| TASK INSTRUCTIONS |
Copy everything in the data below exactly except the pictures.

=== THE INPUT ===

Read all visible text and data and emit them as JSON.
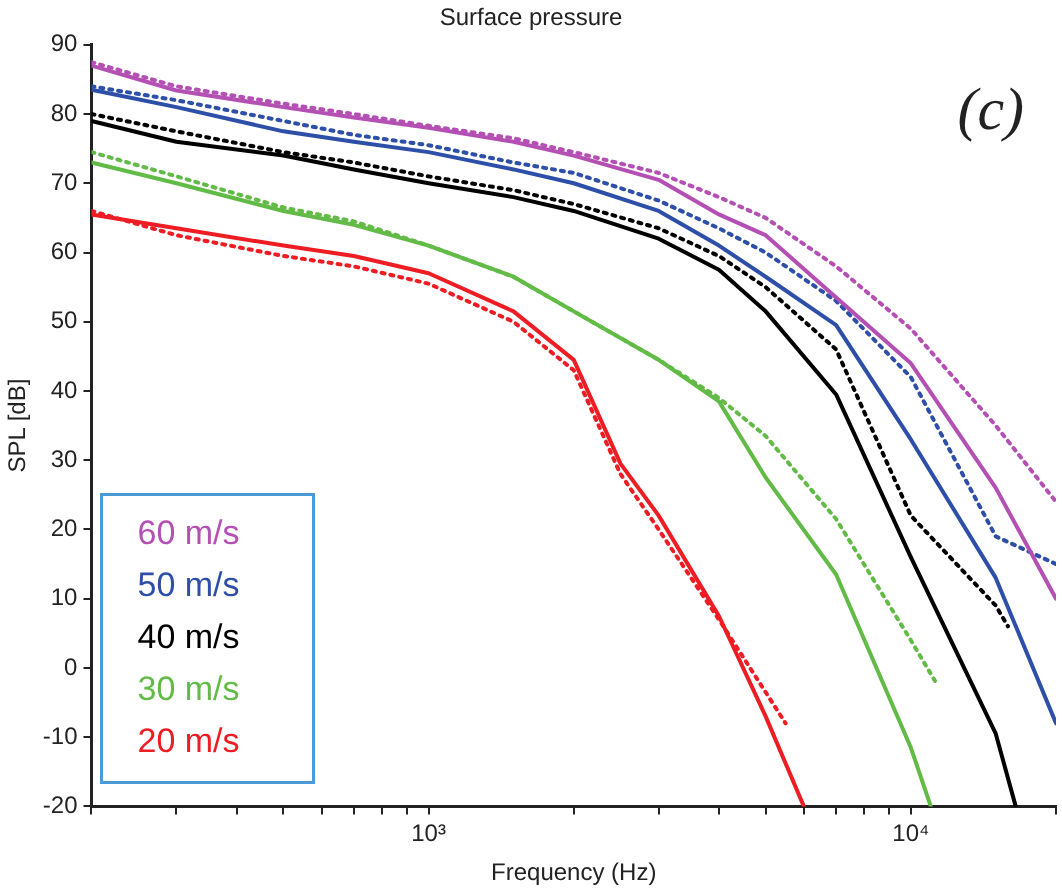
{
  "chart_data": {
    "type": "line",
    "title": "Surface pressure",
    "xlabel": "Frequency (Hz)",
    "ylabel": "SPL [dB]",
    "annotations": [
      "(c)"
    ],
    "log": "x",
    "xlim": [
      200,
      20000
    ],
    "ylim": [
      -20,
      90
    ],
    "xticks": [
      {
        "value": 200,
        "label": null
      },
      {
        "value": 300,
        "label": null
      },
      {
        "value": 400,
        "label": null
      },
      {
        "value": 500,
        "label": null
      },
      {
        "value": 600,
        "label": null
      },
      {
        "value": 700,
        "label": null
      },
      {
        "value": 800,
        "label": null
      },
      {
        "value": 900,
        "label": null
      },
      {
        "value": 1000,
        "label": "10³"
      },
      {
        "value": 2000,
        "label": null
      },
      {
        "value": 3000,
        "label": null
      },
      {
        "value": 4000,
        "label": null
      },
      {
        "value": 5000,
        "label": null
      },
      {
        "value": 6000,
        "label": null
      },
      {
        "value": 7000,
        "label": null
      },
      {
        "value": 8000,
        "label": null
      },
      {
        "value": 9000,
        "label": null
      },
      {
        "value": 10000,
        "label": "10⁴"
      },
      {
        "value": 20000,
        "label": null
      }
    ],
    "yticks": [
      -20,
      -10,
      0,
      10,
      20,
      30,
      40,
      50,
      60,
      70,
      80,
      90
    ],
    "grid": false,
    "legend": "bottom left",
    "marker": "none",
    "series": [
      {
        "name": "60 m/s",
        "color": "#b44fb4",
        "line_style": "solid",
        "x": [
          200,
          300,
          500,
          700,
          1000,
          1500,
          2000,
          3000,
          4000,
          5000,
          7000,
          10000,
          15000,
          20000
        ],
        "values": [
          87,
          83.4,
          81,
          79.5,
          78,
          76,
          74,
          70.5,
          65.5,
          62.5,
          53.5,
          44,
          26,
          10
        ]
      },
      {
        "color": "#b44fb4",
        "line_style": "dotted",
        "x": [
          200,
          300,
          500,
          700,
          1000,
          1500,
          2000,
          3000,
          4000,
          5000,
          7000,
          10000,
          15000,
          20000
        ],
        "values": [
          87.5,
          84,
          81.5,
          80,
          78.3,
          76.5,
          74.5,
          71.5,
          68,
          65,
          58,
          49,
          35,
          24
        ]
      },
      {
        "name": "50 m/s",
        "color": "#2e4fa8",
        "line_style": "solid",
        "x": [
          200,
          300,
          500,
          700,
          1000,
          1500,
          2000,
          3000,
          4000,
          5000,
          7000,
          10000,
          15000,
          20000
        ],
        "values": [
          83.5,
          81,
          77.5,
          76,
          74.5,
          72,
          70,
          66,
          61,
          56.5,
          49.5,
          33,
          13,
          -8
        ]
      },
      {
        "color": "#2e4fa8",
        "line_style": "dotted",
        "x": [
          200,
          300,
          500,
          700,
          1000,
          1500,
          2000,
          3000,
          4000,
          5000,
          7000,
          10000,
          15000,
          20000
        ],
        "values": [
          84,
          82,
          79,
          77,
          75.5,
          73,
          71.5,
          67.5,
          63.5,
          60,
          53,
          42,
          19,
          15
        ]
      },
      {
        "name": "40 m/s",
        "color": "#000000",
        "line_style": "solid",
        "x": [
          200,
          300,
          500,
          700,
          1000,
          1500,
          2000,
          3000,
          4000,
          5000,
          7000,
          10000,
          15000,
          16500
        ],
        "values": [
          79,
          76,
          74,
          72,
          70,
          68,
          66,
          62,
          57.5,
          51.5,
          39.5,
          16,
          -9.5,
          -20
        ]
      },
      {
        "color": "#000000",
        "line_style": "dotted",
        "x": [
          200,
          300,
          500,
          700,
          1000,
          1500,
          2000,
          3000,
          4000,
          5000,
          7000,
          10000,
          15000,
          15900
        ],
        "values": [
          80,
          77.5,
          74.5,
          73,
          71,
          69,
          67,
          63.5,
          59.5,
          55,
          46,
          22,
          9,
          6
        ]
      },
      {
        "name": "30 m/s",
        "color": "#62bb46",
        "line_style": "solid",
        "x": [
          200,
          300,
          500,
          700,
          1000,
          1500,
          2000,
          3000,
          4000,
          5000,
          7000,
          10000,
          11000
        ],
        "values": [
          73,
          70,
          66,
          64,
          61,
          56.5,
          51.5,
          44.5,
          38.5,
          27.5,
          13.5,
          -11.5,
          -20
        ]
      },
      {
        "color": "#62bb46",
        "line_style": "dotted",
        "x": [
          200,
          300,
          500,
          700,
          1000,
          1500,
          2000,
          3000,
          4000,
          5000,
          7000,
          10000,
          11250
        ],
        "values": [
          74.5,
          71,
          66.5,
          64.5,
          61,
          56.5,
          51.5,
          44.5,
          39,
          33.5,
          21.5,
          4,
          -2
        ]
      },
      {
        "name": "20 m/s",
        "color": "#ee1d23",
        "line_style": "solid",
        "x": [
          200,
          300,
          500,
          700,
          1000,
          1500,
          2000,
          2500,
          3000,
          4000,
          5000,
          6000
        ],
        "values": [
          65.5,
          63.5,
          61,
          59.5,
          57,
          51.5,
          44.5,
          29.5,
          22,
          7.5,
          -7,
          -20
        ]
      },
      {
        "color": "#ee1d23",
        "line_style": "dotted",
        "x": [
          200,
          300,
          500,
          700,
          1000,
          1500,
          2000,
          2500,
          3000,
          4000,
          5500
        ],
        "values": [
          66,
          62.5,
          59.5,
          58,
          55.5,
          50,
          43,
          28,
          20,
          7,
          -8
        ]
      }
    ]
  }
}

===

| WRITTEN RESPONSE |
Read all visible text and data and emit them as JSON.
{
  "chart_data": {
    "type": "line",
    "title": "Surface pressure",
    "xlabel": "Frequency (Hz)",
    "ylabel": "SPL [dB]",
    "annotations": [
      "(c)"
    ],
    "log": "x",
    "xlim": [
      200,
      20000
    ],
    "ylim": [
      -20,
      90
    ],
    "xticks": [
      {
        "value": 200,
        "label": null
      },
      {
        "value": 300,
        "label": null
      },
      {
        "value": 400,
        "label": null
      },
      {
        "value": 500,
        "label": null
      },
      {
        "value": 600,
        "label": null
      },
      {
        "value": 700,
        "label": null
      },
      {
        "value": 800,
        "label": null
      },
      {
        "value": 900,
        "label": null
      },
      {
        "value": 1000,
        "label": "10³"
      },
      {
        "value": 2000,
        "label": null
      },
      {
        "value": 3000,
        "label": null
      },
      {
        "value": 4000,
        "label": null
      },
      {
        "value": 5000,
        "label": null
      },
      {
        "value": 6000,
        "label": null
      },
      {
        "value": 7000,
        "label": null
      },
      {
        "value": 8000,
        "label": null
      },
      {
        "value": 9000,
        "label": null
      },
      {
        "value": 10000,
        "label": "10⁴"
      },
      {
        "value": 20000,
        "label": null
      }
    ],
    "yticks": [
      -20,
      -10,
      0,
      10,
      20,
      30,
      40,
      50,
      60,
      70,
      80,
      90
    ],
    "grid": false,
    "legend": "bottom left",
    "marker": "none",
    "series": [
      {
        "name": "60 m/s",
        "color": "#b44fb4",
        "line_style": "solid",
        "x": [
          200,
          300,
          500,
          700,
          1000,
          1500,
          2000,
          3000,
          4000,
          5000,
          7000,
          10000,
          15000,
          20000
        ],
        "values": [
          87,
          83.4,
          81,
          79.5,
          78,
          76,
          74,
          70.5,
          65.5,
          62.5,
          53.5,
          44,
          26,
          10
        ]
      },
      {
        "color": "#b44fb4",
        "line_style": "dotted",
        "x": [
          200,
          300,
          500,
          700,
          1000,
          1500,
          2000,
          3000,
          4000,
          5000,
          7000,
          10000,
          15000,
          20000
        ],
        "values": [
          87.5,
          84,
          81.5,
          80,
          78.3,
          76.5,
          74.5,
          71.5,
          68,
          65,
          58,
          49,
          35,
          24
        ]
      },
      {
        "name": "50 m/s",
        "color": "#2e4fa8",
        "line_style": "solid",
        "x": [
          200,
          300,
          500,
          700,
          1000,
          1500,
          2000,
          3000,
          4000,
          5000,
          7000,
          10000,
          15000,
          20000
        ],
        "values": [
          83.5,
          81,
          77.5,
          76,
          74.5,
          72,
          70,
          66,
          61,
          56.5,
          49.5,
          33,
          13,
          -8
        ]
      },
      {
        "color": "#2e4fa8",
        "line_style": "dotted",
        "x": [
          200,
          300,
          500,
          700,
          1000,
          1500,
          2000,
          3000,
          4000,
          5000,
          7000,
          10000,
          15000,
          20000
        ],
        "values": [
          84,
          82,
          79,
          77,
          75.5,
          73,
          71.5,
          67.5,
          63.5,
          60,
          53,
          42,
          19,
          15
        ]
      },
      {
        "name": "40 m/s",
        "color": "#000000",
        "line_style": "solid",
        "x": [
          200,
          300,
          500,
          700,
          1000,
          1500,
          2000,
          3000,
          4000,
          5000,
          7000,
          10000,
          15000,
          16500
        ],
        "values": [
          79,
          76,
          74,
          72,
          70,
          68,
          66,
          62,
          57.5,
          51.5,
          39.5,
          16,
          -9.5,
          -20
        ]
      },
      {
        "color": "#000000",
        "line_style": "dotted",
        "x": [
          200,
          300,
          500,
          700,
          1000,
          1500,
          2000,
          3000,
          4000,
          5000,
          7000,
          10000,
          15000,
          15900
        ],
        "values": [
          80,
          77.5,
          74.5,
          73,
          71,
          69,
          67,
          63.5,
          59.5,
          55,
          46,
          22,
          9,
          6
        ]
      },
      {
        "name": "30 m/s",
        "color": "#62bb46",
        "line_style": "solid",
        "x": [
          200,
          300,
          500,
          700,
          1000,
          1500,
          2000,
          3000,
          4000,
          5000,
          7000,
          10000,
          11000
        ],
        "values": [
          73,
          70,
          66,
          64,
          61,
          56.5,
          51.5,
          44.5,
          38.5,
          27.5,
          13.5,
          -11.5,
          -20
        ]
      },
      {
        "color": "#62bb46",
        "line_style": "dotted",
        "x": [
          200,
          300,
          500,
          700,
          1000,
          1500,
          2000,
          3000,
          4000,
          5000,
          7000,
          10000,
          11250
        ],
        "values": [
          74.5,
          71,
          66.5,
          64.5,
          61,
          56.5,
          51.5,
          44.5,
          39,
          33.5,
          21.5,
          4,
          -2
        ]
      },
      {
        "name": "20 m/s",
        "color": "#ee1d23",
        "line_style": "solid",
        "x": [
          200,
          300,
          500,
          700,
          1000,
          1500,
          2000,
          2500,
          3000,
          4000,
          5000,
          6000
        ],
        "values": [
          65.5,
          63.5,
          61,
          59.5,
          57,
          51.5,
          44.5,
          29.5,
          22,
          7.5,
          -7,
          -20
        ]
      },
      {
        "color": "#ee1d23",
        "line_style": "dotted",
        "x": [
          200,
          300,
          500,
          700,
          1000,
          1500,
          2000,
          2500,
          3000,
          4000,
          5500
        ],
        "values": [
          66,
          62.5,
          59.5,
          58,
          55.5,
          50,
          43,
          28,
          20,
          7,
          -8
        ]
      }
    ]
  }
}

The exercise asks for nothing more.